INSTRUCTIONS TO FOLLOW
Retype the lines below word for word, starting with the first line of the items and stopping after the line that contains "In FIG. 1, the external".

LISTING
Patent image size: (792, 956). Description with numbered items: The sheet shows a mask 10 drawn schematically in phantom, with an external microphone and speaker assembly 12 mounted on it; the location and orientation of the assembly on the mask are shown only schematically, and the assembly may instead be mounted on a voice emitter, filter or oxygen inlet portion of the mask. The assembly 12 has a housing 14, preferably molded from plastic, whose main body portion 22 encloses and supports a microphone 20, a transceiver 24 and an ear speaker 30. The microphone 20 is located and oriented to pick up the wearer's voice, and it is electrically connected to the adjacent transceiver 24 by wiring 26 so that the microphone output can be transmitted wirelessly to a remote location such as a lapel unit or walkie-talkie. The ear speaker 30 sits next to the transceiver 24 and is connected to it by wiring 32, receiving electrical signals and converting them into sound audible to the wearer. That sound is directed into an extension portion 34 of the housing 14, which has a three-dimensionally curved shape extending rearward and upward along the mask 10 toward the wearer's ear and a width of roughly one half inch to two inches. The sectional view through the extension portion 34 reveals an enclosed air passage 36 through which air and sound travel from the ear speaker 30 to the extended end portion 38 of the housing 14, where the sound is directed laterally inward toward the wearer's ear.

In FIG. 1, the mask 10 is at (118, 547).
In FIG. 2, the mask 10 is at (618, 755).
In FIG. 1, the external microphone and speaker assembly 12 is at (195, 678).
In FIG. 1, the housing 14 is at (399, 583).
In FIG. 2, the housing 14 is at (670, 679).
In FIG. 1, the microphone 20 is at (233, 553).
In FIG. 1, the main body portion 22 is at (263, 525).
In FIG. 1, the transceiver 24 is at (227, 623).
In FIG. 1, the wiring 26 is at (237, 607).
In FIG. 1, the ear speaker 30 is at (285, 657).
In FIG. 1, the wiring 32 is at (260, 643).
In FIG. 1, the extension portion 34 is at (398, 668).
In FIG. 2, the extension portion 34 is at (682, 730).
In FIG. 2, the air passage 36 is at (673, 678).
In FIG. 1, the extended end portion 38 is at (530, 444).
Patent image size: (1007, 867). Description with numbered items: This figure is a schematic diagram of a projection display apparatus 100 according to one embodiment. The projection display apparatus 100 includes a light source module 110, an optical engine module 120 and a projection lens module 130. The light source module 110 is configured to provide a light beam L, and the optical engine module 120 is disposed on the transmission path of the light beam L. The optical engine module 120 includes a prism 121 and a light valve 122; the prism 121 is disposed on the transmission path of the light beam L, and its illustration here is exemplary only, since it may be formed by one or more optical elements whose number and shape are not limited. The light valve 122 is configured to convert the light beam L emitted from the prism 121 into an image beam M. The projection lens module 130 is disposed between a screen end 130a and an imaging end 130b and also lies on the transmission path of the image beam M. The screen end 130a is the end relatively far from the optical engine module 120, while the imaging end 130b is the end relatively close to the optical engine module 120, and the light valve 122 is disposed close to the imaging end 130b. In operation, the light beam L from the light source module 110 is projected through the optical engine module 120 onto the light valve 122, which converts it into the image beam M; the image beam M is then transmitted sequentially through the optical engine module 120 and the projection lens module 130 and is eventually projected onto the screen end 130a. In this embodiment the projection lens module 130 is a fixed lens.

WRITTEN RESPONSE
Patent image size: (792, 956). Description with numbered items: The sheet shows a mask 10 drawn schematically in phantom, with an external microphone and speaker assembly 12 mounted on it; the location and orientation of the assembly on the mask are shown only schematically, and the assembly may instead be mounted on a voice emitter, filter or oxygen inlet portion of the mask. The assembly 12 has a housing 14, preferably molded from plastic, whose main body portion 22 encloses and supports a microphone 20, a transceiver 24 and an ear speaker 30. The microphone 20 is located and oriented to pick up the wearer's voice, and it is electrically connected to the adjacent transceiver 24 by wiring 26 so that the microphone output can be transmitted wirelessly to a remote location such as a lapel unit or walkie-talkie. The ear speaker 30 sits next to the transceiver 24 and is connected to it by wiring 32, receiving electrical signals and converting them into sound audible to the wearer. That sound is directed into an extension portion 34 of the housing 14, which has a three-dimensionally curved shape extending rearward and upward along the mask 10 toward the wearer's ear and a width of roughly one half inch to two inches. The sectional view through the extension portion 34 reveals an enclosed air passage 36 through which air and sound travel from the ear speaker 30 to the extended end portion 38 of the housing 14, where the sound is directed laterally inward toward the wearer's ear.

In FIG. 1, the mask 10 is at (118, 547).
In FIG. 2, the mask 10 is at (618, 755).
In FIG. 1, the external microphone and speaker assembly 12 is at (195, 678).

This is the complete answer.